Work to do
Gather every line of the material below that contains the string "label", and copy each one in full. Case counts.

Data for processing
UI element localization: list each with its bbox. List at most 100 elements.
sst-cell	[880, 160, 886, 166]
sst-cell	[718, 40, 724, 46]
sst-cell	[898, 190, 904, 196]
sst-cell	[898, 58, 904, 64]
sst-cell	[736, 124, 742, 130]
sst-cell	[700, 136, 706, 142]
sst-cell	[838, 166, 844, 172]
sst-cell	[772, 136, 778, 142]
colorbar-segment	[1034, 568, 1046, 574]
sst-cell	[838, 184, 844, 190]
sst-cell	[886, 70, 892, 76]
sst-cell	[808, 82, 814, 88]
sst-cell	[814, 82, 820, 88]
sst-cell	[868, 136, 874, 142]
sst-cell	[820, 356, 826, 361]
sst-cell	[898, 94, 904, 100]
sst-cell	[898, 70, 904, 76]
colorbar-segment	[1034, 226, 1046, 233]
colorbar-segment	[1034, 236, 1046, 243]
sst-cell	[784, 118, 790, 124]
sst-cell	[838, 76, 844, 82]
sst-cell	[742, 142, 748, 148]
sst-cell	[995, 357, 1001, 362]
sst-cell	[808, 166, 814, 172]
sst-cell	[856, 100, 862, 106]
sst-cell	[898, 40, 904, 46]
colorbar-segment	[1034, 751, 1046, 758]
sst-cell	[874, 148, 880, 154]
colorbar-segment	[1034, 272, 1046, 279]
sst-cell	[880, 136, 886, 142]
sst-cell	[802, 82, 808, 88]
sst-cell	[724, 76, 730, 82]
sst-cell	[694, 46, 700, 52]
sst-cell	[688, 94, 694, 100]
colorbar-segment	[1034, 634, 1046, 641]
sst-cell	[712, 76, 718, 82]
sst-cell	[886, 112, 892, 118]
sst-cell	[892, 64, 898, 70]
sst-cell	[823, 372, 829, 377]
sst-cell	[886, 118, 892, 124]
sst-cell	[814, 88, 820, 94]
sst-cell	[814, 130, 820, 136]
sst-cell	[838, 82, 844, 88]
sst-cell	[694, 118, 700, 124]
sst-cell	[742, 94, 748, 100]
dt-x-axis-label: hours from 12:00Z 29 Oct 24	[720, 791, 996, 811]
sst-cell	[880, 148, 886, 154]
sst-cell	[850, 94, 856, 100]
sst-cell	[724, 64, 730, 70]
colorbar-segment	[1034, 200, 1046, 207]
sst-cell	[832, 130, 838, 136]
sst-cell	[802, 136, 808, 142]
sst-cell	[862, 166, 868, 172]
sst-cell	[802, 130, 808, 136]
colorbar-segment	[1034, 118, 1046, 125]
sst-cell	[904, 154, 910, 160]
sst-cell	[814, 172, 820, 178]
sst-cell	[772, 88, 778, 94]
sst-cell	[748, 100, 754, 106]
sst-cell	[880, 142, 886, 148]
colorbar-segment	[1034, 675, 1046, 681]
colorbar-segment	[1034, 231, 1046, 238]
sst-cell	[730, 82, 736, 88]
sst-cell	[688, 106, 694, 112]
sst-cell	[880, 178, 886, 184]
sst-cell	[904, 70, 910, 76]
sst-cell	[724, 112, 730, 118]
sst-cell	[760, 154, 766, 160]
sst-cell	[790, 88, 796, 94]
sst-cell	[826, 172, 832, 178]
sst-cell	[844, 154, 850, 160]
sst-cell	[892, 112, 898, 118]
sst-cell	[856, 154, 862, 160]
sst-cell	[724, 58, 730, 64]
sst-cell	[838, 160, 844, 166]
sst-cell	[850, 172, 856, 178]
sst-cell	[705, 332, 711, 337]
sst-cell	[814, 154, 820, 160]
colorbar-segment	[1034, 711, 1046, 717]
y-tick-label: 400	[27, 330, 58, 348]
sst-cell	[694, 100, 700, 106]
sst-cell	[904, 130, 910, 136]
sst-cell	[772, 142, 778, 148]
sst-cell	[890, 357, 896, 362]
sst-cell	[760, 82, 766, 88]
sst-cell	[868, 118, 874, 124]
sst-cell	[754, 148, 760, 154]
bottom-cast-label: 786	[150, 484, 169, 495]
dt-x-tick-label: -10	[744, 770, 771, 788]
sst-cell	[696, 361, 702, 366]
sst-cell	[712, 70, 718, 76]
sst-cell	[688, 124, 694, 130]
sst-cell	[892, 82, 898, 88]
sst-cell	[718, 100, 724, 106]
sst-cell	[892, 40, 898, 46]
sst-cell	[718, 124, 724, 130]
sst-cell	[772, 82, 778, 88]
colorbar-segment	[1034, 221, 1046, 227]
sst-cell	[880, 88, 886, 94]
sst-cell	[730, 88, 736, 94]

Full output
dt-x-axis-label: hours from 12:00Z 29 Oct 24	[720, 791, 996, 811]
y-tick-label: 400	[27, 330, 58, 348]
bottom-cast-label: 786	[150, 484, 169, 495]
dt-x-tick-label: -10	[744, 770, 771, 788]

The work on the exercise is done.